::: PASSAGE EXTRAIT :::

Rester, comme un doute à plus d'un titre

avant de travailler comme os chez citroën,
Picasso ne 'vendait'-il que des tableaux ?


Image19 iebot6 - Eugenol
athos

12/12/2005 à 17h05

comme le vocabulaire est important!!! tout se tient!! ou plutot non, tout se défait...


alors j'aimerais bien avoir le talent de nos belles plumles eugenoliennes et partir dans une grande tirade sur notre beau langage et ce qu'il en reste, le comparer par exemple avec celui des marchands, qui s'il n'ont pas l'"r" savent bien marchandiser et packager et coacher tout ce qui se négocie et meme ce qui ne devrait pas se négocier..


langue de finesse avec de multiples mais vitales nuances, langue de diplomatie, de politesse et de progrès, langue d'humanistes, pleine de réalisme mais aussi de délicatesse...

::: DONNÉES AFFICHÉES :::

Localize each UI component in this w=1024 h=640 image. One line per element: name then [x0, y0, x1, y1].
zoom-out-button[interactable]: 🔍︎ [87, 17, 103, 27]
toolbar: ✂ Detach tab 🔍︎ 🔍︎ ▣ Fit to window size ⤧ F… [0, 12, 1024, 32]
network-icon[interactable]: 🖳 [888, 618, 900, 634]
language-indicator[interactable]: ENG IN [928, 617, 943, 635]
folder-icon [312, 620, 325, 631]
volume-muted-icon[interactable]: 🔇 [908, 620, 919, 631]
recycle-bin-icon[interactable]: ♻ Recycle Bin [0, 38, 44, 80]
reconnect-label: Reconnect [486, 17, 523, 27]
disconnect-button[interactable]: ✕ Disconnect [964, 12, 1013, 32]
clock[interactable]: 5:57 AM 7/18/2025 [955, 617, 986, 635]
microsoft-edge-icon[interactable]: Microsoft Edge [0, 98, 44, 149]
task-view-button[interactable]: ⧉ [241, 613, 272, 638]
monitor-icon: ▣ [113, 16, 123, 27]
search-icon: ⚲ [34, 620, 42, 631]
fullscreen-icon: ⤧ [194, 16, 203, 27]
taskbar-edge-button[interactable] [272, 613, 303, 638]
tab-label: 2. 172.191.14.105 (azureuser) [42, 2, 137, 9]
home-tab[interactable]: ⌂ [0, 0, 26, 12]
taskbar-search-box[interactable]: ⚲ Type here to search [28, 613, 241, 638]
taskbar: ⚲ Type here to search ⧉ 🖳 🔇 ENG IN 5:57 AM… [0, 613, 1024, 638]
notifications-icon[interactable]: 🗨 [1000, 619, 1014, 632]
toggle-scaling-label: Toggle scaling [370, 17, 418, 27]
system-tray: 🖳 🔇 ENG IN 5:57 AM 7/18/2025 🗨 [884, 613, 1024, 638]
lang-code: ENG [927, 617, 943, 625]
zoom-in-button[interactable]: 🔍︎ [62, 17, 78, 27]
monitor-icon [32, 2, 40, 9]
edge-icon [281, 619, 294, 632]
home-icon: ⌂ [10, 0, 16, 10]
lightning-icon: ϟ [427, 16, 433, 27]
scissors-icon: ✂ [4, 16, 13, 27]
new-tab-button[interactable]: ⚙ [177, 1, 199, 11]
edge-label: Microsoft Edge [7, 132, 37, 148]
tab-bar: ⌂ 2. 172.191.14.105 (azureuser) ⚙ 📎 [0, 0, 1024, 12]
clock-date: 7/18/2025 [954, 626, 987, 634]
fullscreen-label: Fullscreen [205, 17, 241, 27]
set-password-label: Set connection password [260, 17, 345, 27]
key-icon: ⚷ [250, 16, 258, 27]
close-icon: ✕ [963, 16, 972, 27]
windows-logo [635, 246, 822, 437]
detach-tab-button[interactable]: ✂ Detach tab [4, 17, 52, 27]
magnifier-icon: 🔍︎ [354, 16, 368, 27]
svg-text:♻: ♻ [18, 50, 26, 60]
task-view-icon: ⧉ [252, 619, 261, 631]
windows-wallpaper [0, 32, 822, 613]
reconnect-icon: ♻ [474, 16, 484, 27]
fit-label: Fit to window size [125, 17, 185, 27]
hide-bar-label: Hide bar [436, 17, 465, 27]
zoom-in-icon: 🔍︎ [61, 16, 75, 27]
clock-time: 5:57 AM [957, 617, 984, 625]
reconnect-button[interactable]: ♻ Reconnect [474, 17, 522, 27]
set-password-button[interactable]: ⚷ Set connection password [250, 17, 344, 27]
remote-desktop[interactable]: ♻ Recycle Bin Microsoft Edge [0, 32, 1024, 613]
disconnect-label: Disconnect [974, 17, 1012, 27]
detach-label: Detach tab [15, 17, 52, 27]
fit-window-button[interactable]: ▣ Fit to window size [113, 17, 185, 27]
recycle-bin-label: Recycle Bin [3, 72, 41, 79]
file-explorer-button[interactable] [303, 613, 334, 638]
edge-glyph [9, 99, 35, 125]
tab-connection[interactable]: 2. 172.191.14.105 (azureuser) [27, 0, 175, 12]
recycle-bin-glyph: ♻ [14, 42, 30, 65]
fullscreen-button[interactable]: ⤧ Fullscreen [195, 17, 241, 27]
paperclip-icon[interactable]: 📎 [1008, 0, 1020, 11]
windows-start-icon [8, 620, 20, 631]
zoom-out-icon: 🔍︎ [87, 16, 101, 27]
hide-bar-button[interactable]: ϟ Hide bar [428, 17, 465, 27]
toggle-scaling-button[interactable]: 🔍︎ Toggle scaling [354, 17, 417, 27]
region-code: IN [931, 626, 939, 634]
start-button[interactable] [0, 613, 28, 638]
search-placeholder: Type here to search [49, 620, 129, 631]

:::

CONSIGNE DE TRAVAIL: Recopiez le passage extrait en commençant par « avant de travailler » et en allant jusqu'à « tout se défait... », en remplaçant « vocabulaire » par « lexique ».

SOLUTION PROPOSÉE:
avant de travailler comme os chez citroën,
Picasso ne 'vendait'-il que des tableaux ?


Image19 iebot6 - Eugenol
athos

12/12/2005 à 17h05

comme le lexique est important!!! tout se tient!! ou plutot non, tout se défait...